▶ _TASK OBJECTIVE_
Records follow. Select each line holding "page".

____________

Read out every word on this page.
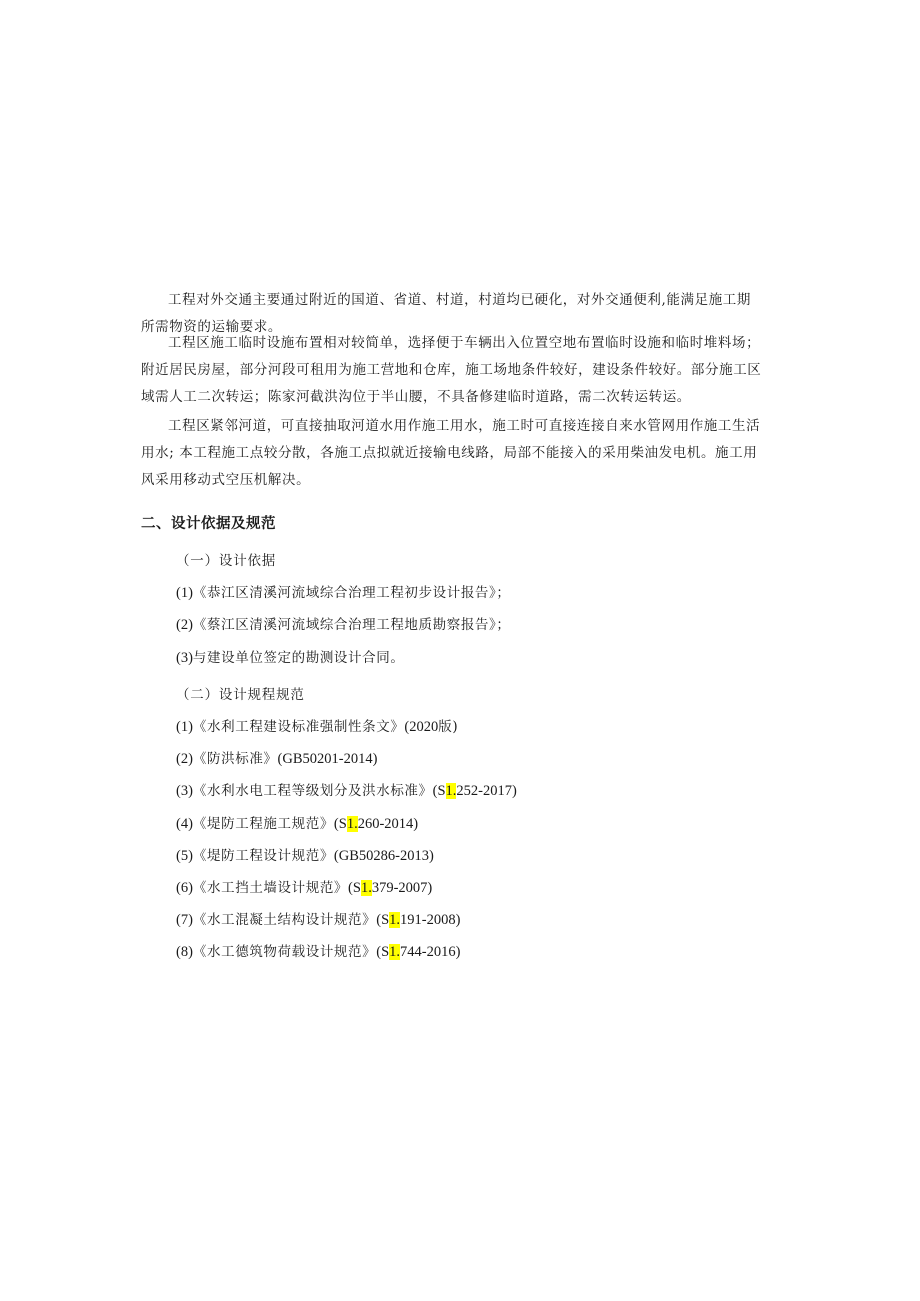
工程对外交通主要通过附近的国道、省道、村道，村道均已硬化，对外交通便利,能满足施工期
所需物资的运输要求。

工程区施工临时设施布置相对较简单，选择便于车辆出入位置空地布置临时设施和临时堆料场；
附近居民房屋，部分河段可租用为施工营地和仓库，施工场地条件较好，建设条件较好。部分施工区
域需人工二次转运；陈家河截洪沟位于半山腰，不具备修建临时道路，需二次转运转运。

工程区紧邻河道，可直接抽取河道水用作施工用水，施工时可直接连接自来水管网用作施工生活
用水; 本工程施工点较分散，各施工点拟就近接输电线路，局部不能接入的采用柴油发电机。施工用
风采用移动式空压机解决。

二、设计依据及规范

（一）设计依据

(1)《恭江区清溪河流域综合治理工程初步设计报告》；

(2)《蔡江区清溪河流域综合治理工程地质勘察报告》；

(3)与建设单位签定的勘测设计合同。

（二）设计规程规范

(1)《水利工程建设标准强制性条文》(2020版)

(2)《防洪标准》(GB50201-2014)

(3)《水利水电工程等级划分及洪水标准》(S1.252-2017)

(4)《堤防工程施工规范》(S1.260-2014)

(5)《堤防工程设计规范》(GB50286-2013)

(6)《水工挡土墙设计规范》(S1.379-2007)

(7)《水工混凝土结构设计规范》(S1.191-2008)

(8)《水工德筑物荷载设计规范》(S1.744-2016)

____________

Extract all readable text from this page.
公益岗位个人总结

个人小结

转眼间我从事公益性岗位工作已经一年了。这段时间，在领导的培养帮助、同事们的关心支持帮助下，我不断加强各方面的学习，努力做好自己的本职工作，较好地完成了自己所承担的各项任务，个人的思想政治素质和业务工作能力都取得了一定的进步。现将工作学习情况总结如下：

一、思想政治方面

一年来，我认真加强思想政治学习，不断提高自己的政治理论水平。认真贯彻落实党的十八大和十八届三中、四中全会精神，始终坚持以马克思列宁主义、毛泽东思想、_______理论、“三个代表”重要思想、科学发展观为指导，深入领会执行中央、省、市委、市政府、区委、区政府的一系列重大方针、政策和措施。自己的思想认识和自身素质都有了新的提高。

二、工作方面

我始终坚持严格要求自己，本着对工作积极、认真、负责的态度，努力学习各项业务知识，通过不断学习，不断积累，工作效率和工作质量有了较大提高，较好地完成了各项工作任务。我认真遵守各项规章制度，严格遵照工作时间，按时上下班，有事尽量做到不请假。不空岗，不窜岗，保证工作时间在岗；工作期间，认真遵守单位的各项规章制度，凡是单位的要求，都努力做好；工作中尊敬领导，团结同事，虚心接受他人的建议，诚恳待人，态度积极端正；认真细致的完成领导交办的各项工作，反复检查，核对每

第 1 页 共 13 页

____________

▶ _WORKED SOLUTION_
Read out every word on this page.
Extract all readable text from this page.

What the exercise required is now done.